The input:
>>>>>
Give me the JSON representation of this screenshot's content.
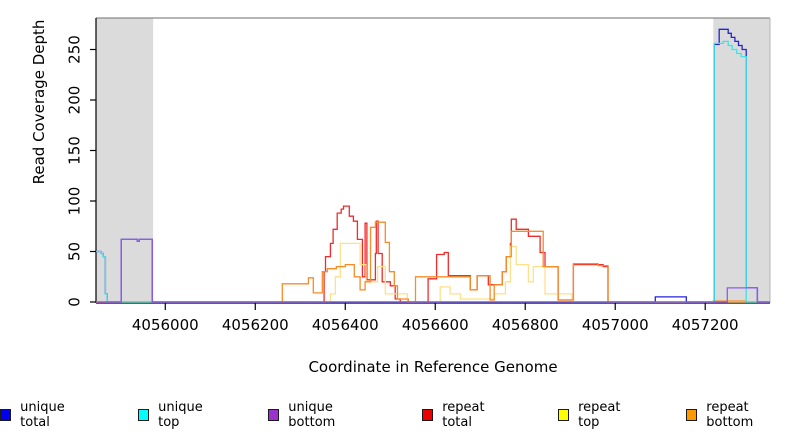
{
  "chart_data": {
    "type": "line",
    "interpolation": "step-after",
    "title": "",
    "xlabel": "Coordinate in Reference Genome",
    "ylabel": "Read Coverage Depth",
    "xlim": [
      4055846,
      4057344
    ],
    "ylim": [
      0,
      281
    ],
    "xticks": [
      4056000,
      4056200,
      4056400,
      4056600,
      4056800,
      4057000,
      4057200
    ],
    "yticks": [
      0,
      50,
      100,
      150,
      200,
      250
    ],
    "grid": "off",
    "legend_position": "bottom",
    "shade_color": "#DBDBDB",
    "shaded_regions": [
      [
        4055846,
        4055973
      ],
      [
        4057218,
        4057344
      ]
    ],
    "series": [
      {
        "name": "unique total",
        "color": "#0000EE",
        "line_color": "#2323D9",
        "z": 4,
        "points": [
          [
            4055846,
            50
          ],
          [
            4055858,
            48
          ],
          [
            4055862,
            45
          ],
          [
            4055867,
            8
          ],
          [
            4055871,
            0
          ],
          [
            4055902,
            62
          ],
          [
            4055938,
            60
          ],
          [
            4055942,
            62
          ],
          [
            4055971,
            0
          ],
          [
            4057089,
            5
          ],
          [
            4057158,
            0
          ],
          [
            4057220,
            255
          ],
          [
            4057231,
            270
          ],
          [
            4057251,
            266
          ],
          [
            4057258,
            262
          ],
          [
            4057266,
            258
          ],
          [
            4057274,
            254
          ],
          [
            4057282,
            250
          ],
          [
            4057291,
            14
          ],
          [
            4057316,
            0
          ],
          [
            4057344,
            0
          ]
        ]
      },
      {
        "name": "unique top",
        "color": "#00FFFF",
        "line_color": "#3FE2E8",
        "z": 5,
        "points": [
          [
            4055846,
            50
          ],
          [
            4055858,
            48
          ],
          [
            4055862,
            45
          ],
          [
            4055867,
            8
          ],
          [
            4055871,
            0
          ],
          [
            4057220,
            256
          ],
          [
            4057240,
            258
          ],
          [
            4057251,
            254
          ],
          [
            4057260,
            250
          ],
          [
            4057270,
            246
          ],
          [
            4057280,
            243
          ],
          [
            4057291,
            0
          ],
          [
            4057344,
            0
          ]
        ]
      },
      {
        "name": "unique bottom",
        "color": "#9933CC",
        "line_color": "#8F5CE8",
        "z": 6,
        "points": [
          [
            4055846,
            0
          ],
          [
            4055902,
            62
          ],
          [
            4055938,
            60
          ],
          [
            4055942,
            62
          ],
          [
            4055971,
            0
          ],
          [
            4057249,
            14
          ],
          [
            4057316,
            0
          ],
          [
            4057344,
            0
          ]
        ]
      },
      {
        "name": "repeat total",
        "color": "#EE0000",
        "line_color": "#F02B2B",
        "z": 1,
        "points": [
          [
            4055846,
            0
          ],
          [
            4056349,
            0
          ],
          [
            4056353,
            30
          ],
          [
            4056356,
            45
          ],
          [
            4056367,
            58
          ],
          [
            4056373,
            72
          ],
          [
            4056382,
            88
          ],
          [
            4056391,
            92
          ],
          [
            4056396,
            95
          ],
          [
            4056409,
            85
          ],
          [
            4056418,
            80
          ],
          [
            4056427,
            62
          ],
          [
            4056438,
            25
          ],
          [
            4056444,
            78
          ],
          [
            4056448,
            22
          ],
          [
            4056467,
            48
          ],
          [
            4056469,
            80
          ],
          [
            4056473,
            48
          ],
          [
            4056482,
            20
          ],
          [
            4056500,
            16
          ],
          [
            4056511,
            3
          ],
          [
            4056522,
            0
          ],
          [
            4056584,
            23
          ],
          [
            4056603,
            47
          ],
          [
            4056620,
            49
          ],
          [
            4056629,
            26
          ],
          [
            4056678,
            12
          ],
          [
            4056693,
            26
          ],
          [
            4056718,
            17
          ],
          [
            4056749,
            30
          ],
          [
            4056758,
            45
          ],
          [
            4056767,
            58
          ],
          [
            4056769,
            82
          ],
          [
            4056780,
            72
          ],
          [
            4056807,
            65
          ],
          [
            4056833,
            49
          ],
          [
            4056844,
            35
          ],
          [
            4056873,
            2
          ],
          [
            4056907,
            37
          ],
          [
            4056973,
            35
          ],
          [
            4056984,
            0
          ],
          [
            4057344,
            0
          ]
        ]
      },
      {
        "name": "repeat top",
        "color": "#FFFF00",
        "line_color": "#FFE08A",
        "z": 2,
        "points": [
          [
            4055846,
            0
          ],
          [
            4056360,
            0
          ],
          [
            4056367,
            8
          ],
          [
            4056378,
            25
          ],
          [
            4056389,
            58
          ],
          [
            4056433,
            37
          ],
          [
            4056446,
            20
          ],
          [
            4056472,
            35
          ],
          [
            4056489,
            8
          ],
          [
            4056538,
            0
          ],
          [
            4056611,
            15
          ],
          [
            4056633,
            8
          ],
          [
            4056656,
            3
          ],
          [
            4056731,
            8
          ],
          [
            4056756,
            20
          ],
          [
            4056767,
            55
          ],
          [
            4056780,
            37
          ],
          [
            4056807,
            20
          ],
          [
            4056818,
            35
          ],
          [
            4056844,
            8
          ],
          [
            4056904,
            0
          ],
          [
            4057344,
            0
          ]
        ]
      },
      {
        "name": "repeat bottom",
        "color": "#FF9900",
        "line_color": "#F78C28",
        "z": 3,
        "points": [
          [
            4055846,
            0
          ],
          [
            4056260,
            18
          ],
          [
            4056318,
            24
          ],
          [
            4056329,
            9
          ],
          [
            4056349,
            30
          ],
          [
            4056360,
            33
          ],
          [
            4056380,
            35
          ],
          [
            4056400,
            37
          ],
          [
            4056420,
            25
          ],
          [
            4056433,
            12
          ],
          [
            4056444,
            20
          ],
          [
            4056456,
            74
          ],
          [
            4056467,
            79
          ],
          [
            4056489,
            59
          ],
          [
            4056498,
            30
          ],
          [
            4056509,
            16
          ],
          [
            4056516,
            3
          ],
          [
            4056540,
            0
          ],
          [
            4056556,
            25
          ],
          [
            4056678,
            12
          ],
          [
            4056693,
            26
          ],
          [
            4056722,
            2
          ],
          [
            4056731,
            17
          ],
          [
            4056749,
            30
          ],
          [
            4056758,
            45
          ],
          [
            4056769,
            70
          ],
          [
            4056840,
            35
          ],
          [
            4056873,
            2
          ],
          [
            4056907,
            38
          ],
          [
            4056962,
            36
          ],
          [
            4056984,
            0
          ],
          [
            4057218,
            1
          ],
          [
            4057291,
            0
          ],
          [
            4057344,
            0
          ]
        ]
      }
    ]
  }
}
<<<<<
Instructions for the task:
Scan the material above for the string "unique", and copy every line where it is found.

Exercise solution:
        "name": "unique total",
        "name": "unique top",
        "name": "unique bottom",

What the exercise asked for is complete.